What you should do |
Locate every line in the data below that contains the string "ammeter", and copy each of those lines. Case is significant.

The records |

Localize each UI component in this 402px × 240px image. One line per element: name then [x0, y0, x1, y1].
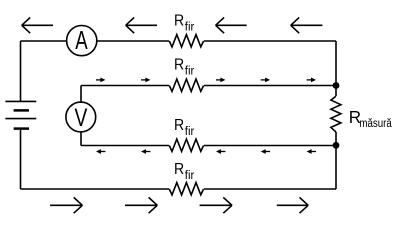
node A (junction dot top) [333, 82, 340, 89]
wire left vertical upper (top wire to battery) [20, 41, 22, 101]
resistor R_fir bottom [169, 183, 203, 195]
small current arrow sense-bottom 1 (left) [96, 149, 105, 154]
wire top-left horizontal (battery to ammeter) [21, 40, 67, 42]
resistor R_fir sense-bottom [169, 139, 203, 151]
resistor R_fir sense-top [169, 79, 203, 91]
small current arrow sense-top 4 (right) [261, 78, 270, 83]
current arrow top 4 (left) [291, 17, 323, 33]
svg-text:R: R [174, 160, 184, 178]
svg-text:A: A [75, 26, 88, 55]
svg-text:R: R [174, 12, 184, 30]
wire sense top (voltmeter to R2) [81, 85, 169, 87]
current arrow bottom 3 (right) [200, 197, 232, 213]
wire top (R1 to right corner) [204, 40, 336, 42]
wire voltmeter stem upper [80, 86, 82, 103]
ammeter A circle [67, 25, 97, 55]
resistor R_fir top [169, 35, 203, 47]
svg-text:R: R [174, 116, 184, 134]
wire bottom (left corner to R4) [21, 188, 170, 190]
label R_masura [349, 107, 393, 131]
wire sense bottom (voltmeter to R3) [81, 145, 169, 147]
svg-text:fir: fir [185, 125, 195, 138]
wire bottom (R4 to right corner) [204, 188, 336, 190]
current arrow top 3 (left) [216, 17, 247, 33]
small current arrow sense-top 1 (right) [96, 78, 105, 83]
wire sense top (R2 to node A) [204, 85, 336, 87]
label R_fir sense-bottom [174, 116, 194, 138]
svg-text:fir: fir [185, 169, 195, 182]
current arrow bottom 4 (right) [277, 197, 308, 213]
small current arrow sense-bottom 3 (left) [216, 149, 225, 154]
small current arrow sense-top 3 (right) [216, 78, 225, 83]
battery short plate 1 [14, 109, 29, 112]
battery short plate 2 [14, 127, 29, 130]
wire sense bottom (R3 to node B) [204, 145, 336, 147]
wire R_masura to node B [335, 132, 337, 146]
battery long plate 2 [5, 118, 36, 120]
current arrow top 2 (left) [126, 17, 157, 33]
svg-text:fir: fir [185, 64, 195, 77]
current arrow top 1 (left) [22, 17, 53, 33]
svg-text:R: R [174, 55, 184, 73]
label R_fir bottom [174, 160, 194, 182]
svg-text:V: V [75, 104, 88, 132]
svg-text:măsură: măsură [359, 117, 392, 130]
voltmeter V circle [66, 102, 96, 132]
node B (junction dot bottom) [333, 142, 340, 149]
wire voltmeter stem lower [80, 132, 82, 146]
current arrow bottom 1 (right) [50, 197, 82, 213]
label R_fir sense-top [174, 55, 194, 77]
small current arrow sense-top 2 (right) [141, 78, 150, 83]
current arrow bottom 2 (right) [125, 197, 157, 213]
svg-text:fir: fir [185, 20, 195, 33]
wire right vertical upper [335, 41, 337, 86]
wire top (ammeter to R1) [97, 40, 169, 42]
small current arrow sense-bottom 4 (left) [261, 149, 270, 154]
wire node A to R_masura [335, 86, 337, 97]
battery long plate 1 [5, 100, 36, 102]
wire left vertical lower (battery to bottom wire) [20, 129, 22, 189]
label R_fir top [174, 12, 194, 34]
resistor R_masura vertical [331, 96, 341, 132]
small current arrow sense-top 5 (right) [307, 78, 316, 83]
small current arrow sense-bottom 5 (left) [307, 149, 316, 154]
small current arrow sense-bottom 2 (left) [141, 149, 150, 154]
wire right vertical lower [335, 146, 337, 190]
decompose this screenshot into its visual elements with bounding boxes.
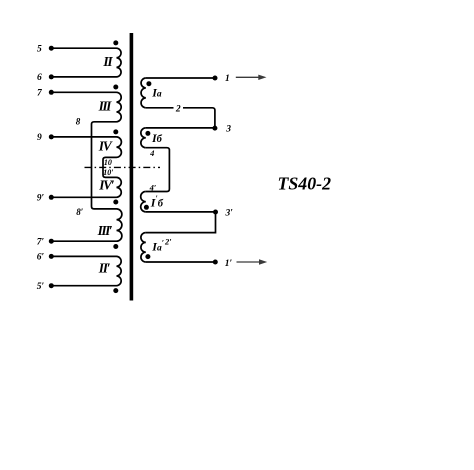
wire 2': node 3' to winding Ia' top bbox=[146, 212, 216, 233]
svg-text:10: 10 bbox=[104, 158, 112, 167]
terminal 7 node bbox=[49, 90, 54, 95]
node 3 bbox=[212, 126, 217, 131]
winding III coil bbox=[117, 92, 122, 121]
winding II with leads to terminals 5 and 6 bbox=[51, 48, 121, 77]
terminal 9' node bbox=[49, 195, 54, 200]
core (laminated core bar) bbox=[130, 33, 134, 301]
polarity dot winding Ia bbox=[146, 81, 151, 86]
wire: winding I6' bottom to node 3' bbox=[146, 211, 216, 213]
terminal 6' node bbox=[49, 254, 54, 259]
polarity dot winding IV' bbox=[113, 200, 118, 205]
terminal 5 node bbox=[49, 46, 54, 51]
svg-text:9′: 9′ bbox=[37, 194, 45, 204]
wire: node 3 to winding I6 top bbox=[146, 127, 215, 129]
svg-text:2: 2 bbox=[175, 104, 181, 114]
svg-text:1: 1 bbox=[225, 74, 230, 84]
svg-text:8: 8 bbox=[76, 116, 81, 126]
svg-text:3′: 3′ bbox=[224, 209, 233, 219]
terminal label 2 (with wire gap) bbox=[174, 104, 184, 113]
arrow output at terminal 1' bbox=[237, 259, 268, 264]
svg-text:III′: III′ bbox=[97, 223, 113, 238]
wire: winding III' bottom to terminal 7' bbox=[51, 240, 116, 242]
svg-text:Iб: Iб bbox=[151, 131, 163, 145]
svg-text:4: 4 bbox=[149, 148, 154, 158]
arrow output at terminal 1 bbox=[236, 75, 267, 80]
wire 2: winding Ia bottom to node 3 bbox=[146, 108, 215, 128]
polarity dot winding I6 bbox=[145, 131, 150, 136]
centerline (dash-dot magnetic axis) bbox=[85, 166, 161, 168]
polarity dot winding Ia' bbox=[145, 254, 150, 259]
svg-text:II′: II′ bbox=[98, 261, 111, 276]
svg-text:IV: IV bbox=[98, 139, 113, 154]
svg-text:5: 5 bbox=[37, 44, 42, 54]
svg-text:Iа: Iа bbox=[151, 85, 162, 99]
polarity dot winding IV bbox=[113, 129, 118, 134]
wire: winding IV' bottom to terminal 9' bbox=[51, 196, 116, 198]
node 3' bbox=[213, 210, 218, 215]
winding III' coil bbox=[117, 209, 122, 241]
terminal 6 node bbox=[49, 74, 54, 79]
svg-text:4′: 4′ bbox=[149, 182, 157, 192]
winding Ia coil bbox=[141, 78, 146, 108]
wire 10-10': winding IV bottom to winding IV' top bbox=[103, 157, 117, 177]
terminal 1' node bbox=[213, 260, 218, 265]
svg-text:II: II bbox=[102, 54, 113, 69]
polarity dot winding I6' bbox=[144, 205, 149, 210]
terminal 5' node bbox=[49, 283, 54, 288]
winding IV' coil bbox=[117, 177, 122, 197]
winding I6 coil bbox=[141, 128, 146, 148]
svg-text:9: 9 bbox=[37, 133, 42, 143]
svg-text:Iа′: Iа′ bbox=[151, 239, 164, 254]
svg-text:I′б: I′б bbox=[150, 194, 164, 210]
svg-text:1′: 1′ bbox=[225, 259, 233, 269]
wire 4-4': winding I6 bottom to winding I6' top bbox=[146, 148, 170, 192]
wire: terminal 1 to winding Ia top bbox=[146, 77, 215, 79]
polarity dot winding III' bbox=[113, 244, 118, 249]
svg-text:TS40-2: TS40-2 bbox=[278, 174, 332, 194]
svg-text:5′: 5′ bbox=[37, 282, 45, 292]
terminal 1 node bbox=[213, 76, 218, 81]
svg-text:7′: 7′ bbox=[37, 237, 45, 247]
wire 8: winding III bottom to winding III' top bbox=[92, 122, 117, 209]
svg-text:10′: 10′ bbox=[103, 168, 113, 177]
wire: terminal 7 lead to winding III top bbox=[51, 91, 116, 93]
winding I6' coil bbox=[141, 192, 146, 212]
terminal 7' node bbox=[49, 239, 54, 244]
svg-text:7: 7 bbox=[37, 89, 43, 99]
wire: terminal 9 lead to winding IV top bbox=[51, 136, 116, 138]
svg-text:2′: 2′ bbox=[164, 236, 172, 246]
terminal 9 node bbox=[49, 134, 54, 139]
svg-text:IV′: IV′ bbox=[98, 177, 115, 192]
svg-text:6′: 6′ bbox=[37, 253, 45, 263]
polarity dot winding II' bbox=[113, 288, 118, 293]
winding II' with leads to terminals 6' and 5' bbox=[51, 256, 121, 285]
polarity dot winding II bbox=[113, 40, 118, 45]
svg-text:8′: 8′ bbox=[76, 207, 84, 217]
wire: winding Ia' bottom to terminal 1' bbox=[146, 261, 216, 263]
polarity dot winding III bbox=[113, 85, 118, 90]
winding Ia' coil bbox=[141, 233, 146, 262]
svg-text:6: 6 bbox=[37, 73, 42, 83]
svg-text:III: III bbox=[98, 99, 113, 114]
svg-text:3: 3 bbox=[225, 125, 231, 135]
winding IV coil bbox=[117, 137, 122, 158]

Response |
wire top-left horizontal (battery to ammeter) [21, 40, 67, 42]
ammeter A circle [67, 25, 97, 55]
wire top (ammeter to R1) [97, 40, 169, 42]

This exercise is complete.